**SET TASK:** Quote everything in the material from the line containing "1038, 928, 1074]" down to the line containing "- text-line: he crossed", both lines included.

• • • • • • •

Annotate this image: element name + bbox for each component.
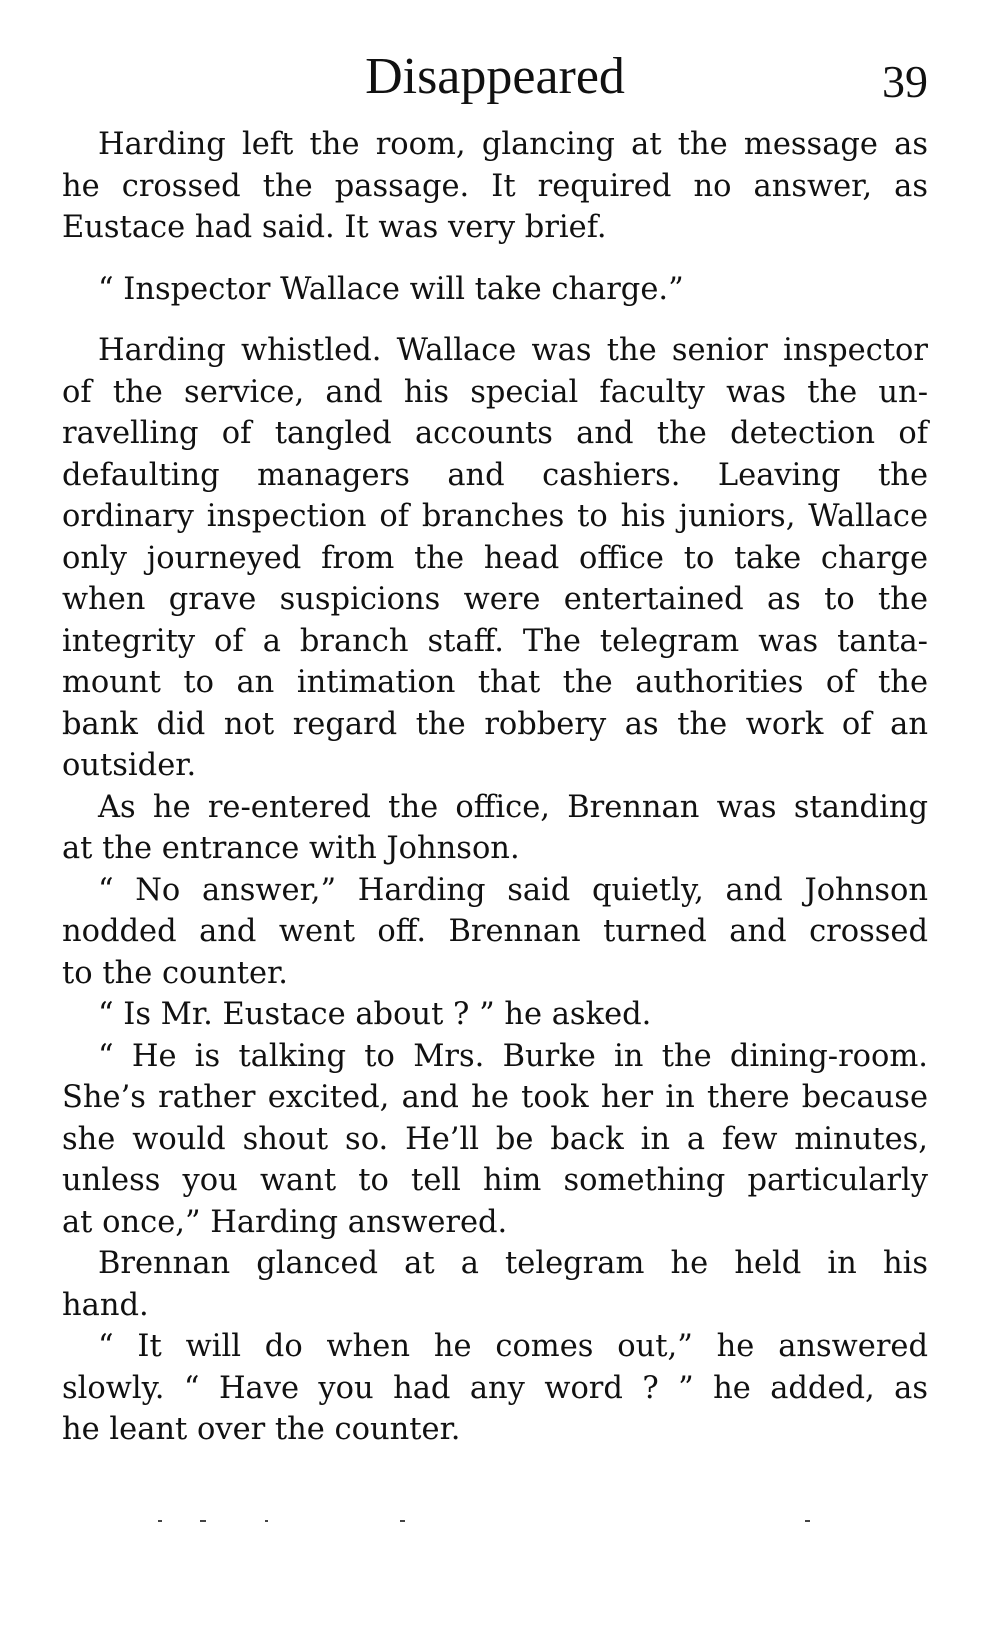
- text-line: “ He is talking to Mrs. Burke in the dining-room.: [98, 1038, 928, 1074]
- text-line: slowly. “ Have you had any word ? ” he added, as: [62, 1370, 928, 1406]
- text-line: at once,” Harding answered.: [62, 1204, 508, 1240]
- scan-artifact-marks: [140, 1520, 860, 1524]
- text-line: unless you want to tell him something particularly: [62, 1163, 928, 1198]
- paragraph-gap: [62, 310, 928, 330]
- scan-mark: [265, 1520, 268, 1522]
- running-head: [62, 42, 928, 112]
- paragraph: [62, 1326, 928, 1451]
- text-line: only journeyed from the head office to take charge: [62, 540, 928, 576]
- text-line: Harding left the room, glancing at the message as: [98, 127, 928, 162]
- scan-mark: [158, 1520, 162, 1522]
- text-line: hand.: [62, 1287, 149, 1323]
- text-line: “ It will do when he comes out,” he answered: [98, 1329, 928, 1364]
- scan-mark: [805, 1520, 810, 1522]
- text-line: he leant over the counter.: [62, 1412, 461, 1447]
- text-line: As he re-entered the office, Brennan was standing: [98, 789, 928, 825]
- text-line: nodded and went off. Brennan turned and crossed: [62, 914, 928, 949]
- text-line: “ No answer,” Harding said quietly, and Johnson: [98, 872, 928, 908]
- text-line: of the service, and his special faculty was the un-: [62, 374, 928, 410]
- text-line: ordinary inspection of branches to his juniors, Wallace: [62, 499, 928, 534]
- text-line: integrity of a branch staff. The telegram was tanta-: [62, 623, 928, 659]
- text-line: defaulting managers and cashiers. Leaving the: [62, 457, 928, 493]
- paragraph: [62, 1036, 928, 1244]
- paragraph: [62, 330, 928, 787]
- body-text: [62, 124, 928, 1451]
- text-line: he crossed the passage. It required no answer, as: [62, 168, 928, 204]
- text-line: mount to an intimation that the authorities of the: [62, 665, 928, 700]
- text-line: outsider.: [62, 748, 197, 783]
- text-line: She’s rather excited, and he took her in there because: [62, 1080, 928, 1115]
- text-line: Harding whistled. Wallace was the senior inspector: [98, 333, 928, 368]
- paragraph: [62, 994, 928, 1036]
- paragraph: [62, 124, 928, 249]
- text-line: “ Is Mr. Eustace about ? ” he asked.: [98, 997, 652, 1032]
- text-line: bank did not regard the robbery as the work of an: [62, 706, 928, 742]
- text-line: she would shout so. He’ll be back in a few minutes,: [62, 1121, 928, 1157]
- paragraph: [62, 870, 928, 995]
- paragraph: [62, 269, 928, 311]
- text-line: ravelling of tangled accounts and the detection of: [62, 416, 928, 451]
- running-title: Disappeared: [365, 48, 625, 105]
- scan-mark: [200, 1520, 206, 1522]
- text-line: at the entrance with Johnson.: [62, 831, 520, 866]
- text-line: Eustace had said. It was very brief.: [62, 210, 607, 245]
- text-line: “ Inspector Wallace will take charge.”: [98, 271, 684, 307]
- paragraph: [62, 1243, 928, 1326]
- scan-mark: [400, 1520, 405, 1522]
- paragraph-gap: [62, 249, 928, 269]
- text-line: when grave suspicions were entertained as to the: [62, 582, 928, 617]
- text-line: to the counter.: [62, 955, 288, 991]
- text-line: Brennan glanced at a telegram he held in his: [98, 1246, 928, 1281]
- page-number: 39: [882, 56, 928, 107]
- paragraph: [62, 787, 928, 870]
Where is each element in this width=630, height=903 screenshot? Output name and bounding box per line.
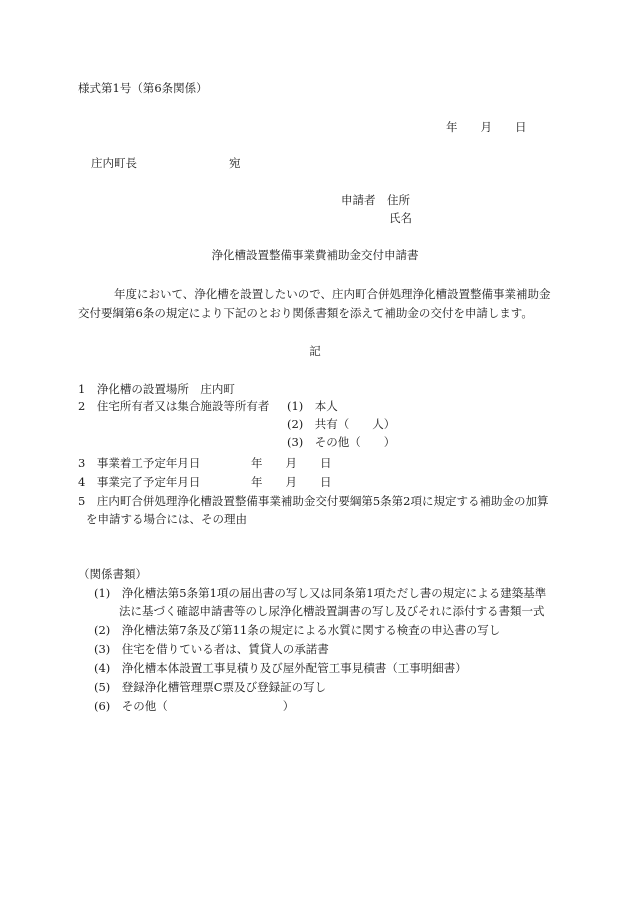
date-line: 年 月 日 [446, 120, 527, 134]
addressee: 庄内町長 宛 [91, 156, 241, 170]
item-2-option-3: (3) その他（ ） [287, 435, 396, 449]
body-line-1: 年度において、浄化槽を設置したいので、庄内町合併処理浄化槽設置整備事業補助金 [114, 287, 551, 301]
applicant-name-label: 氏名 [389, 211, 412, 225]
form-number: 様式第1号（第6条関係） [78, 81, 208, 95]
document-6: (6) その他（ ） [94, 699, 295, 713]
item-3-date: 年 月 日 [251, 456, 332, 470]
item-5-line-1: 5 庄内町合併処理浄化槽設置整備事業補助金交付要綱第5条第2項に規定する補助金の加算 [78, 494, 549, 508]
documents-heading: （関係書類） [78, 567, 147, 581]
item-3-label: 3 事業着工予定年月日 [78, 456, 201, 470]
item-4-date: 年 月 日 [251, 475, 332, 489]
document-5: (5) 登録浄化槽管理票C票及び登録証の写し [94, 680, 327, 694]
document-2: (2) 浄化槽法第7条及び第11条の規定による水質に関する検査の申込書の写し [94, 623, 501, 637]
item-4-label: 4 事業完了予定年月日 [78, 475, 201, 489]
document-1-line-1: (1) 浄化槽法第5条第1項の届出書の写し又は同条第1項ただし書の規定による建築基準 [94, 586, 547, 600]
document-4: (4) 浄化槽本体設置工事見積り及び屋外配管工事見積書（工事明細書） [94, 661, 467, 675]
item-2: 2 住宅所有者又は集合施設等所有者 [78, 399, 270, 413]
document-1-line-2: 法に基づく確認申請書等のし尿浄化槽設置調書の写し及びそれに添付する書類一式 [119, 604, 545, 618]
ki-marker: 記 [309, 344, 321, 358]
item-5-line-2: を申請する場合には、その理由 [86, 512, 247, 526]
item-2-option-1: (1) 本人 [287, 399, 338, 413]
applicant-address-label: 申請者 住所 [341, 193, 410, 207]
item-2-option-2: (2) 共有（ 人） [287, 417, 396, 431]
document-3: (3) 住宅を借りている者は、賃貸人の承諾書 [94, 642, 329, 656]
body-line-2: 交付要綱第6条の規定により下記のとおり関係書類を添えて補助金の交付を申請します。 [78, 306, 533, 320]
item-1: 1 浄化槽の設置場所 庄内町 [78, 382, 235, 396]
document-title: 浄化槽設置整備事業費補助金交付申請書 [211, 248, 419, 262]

• • • • • • •

**FINAL RESULT:**
- text-line: “ He is talking to Mrs. Burke in the dining-room.: [98, 1038, 928, 1074]
- text-line: slowly. “ Have you had any word ? ” he added, as: [62, 1370, 928, 1406]
- text-line: at once,” Harding answered.: [62, 1204, 508, 1240]
- scan-artifact-marks: [140, 1520, 860, 1524]
- text-line: unless you want to tell him something particularly: [62, 1163, 928, 1198]
- paragraph-gap: [62, 310, 928, 330]
- scan-mark: [265, 1520, 268, 1522]
- running-head: [62, 42, 928, 112]
- paragraph: [62, 1326, 928, 1451]
- text-line: only journeyed from the head office to take charge: [62, 540, 928, 576]
- text-line: Harding left the room, glancing at the message as: [98, 127, 928, 162]
- scan-mark: [158, 1520, 162, 1522]
- text-line: hand.: [62, 1287, 149, 1323]
- text-line: “ It will do when he comes out,” he answered: [98, 1329, 928, 1364]
- scan-mark: [805, 1520, 810, 1522]
- text-line: he leant over the counter.: [62, 1412, 461, 1447]
- text-line: As he re-entered the office, Brennan was standing: [98, 789, 928, 825]
- text-line: nodded and went off. Brennan turned and crossed: [62, 914, 928, 949]
- text-line: “ No answer,” Harding said quietly, and Johnson: [98, 872, 928, 908]
- text-line: of the service, and his special faculty was the un-: [62, 374, 928, 410]
- text-line: ordinary inspection of branches to his juniors, Wallace: [62, 499, 928, 534]
- text-line: integrity of a branch staff. The telegram was tanta-: [62, 623, 928, 659]
- text-line: defaulting managers and cashiers. Leaving the: [62, 457, 928, 493]
- paragraph: [62, 1036, 928, 1244]
- paragraph: [62, 330, 928, 787]
- body-text: [62, 124, 928, 1451]
- text-line: he crossed the passage. It required no answer, as: [62, 168, 928, 204]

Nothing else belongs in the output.